Below are the records; reproduce all of them exactly but without any images.

Data in this exercise |

• • • • •

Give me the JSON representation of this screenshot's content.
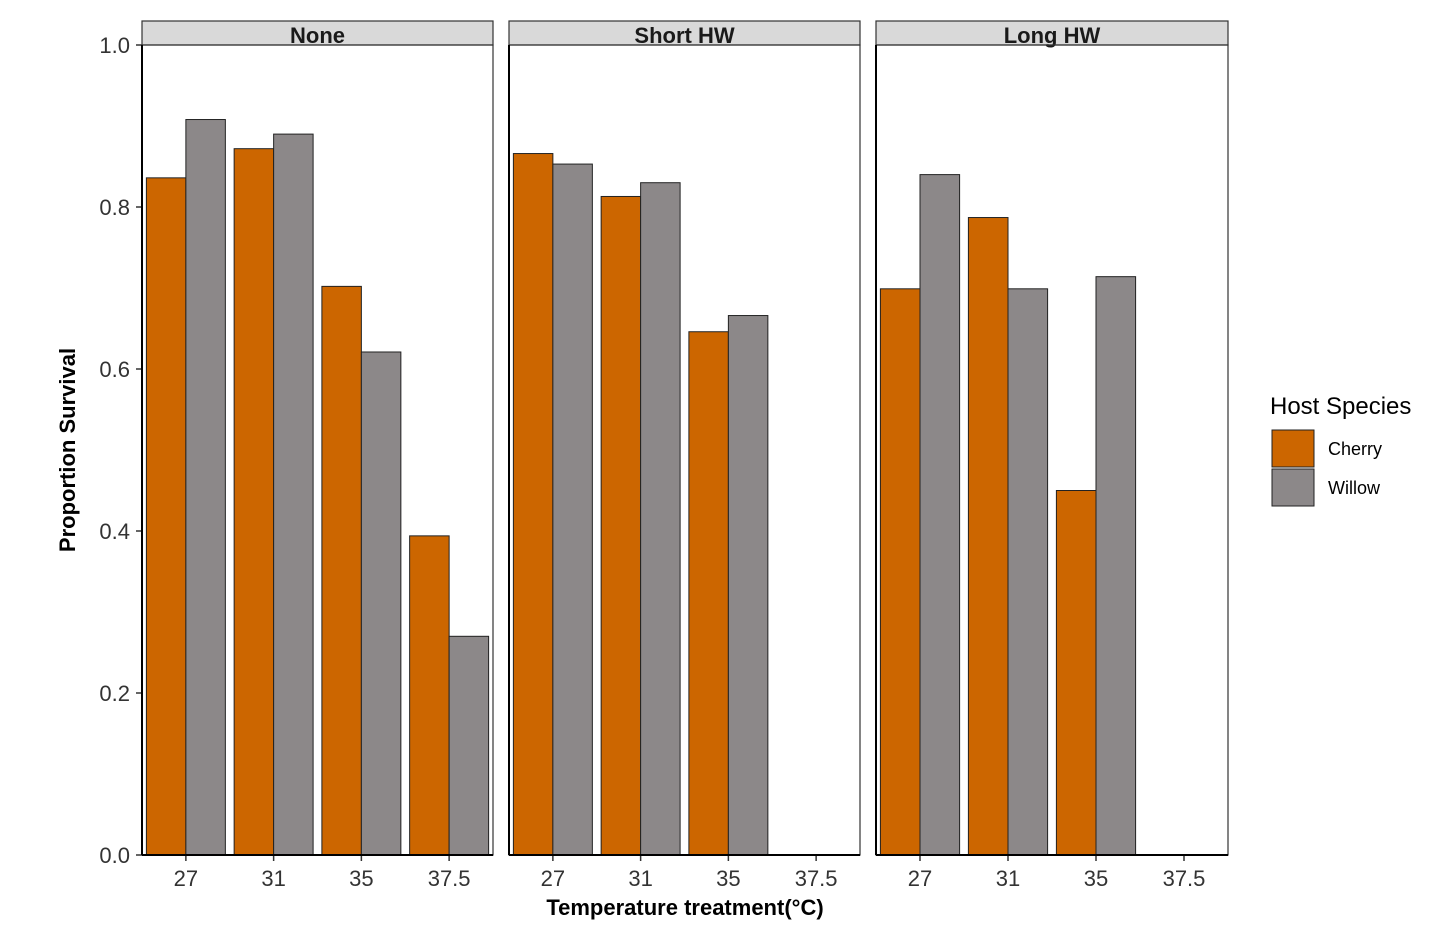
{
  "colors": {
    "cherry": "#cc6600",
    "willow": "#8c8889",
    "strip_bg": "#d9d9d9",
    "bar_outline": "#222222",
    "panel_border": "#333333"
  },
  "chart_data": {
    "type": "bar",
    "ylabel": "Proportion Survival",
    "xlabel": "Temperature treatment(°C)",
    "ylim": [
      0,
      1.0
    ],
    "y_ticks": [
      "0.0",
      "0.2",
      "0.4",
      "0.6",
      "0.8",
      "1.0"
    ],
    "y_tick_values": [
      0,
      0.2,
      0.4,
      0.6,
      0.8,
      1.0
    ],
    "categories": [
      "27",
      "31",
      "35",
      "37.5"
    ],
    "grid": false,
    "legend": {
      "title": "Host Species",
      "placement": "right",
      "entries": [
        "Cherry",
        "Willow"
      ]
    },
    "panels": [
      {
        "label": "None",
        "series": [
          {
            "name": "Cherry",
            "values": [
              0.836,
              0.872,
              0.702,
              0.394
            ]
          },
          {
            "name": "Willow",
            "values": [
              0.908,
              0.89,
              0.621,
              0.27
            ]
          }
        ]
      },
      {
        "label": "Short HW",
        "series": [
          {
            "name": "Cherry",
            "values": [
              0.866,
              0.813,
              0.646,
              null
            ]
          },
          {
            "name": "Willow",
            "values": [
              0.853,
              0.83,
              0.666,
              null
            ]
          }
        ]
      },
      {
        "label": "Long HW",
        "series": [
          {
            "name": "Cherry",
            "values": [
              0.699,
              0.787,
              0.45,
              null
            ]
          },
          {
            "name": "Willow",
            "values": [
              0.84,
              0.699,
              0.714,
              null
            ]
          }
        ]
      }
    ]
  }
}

• • • • •

The output |
Give me the JSON representation of this screenshot's content.
{
  "colors": {
    "cherry": "#cc6600",
    "willow": "#8c8889",
    "strip_bg": "#d9d9d9",
    "bar_outline": "#222222",
    "panel_border": "#333333"
  },
  "chart_data": {
    "type": "bar",
    "ylabel": "Proportion Survival",
    "xlabel": "Temperature treatment(°C)",
    "ylim": [
      0,
      1.0
    ],
    "y_ticks": [
      "0.0",
      "0.2",
      "0.4",
      "0.6",
      "0.8",
      "1.0"
    ],
    "y_tick_values": [
      0,
      0.2,
      0.4,
      0.6,
      0.8,
      1.0
    ],
    "categories": [
      "27",
      "31",
      "35",
      "37.5"
    ],
    "grid": false,
    "legend": {
      "title": "Host Species",
      "placement": "right",
      "entries": [
        "Cherry",
        "Willow"
      ]
    },
    "panels": [
      {
        "label": "None",
        "series": [
          {
            "name": "Cherry",
            "values": [
              0.836,
              0.872,
              0.702,
              0.394
            ]
          },
          {
            "name": "Willow",
            "values": [
              0.908,
              0.89,
              0.621,
              0.27
            ]
          }
        ]
      },
      {
        "label": "Short HW",
        "series": [
          {
            "name": "Cherry",
            "values": [
              0.866,
              0.813,
              0.646,
              null
            ]
          },
          {
            "name": "Willow",
            "values": [
              0.853,
              0.83,
              0.666,
              null
            ]
          }
        ]
      },
      {
        "label": "Long HW",
        "series": [
          {
            "name": "Cherry",
            "values": [
              0.699,
              0.787,
              0.45,
              null
            ]
          },
          {
            "name": "Willow",
            "values": [
              0.84,
              0.699,
              0.714,
              null
            ]
          }
        ]
      }
    ]
  }
}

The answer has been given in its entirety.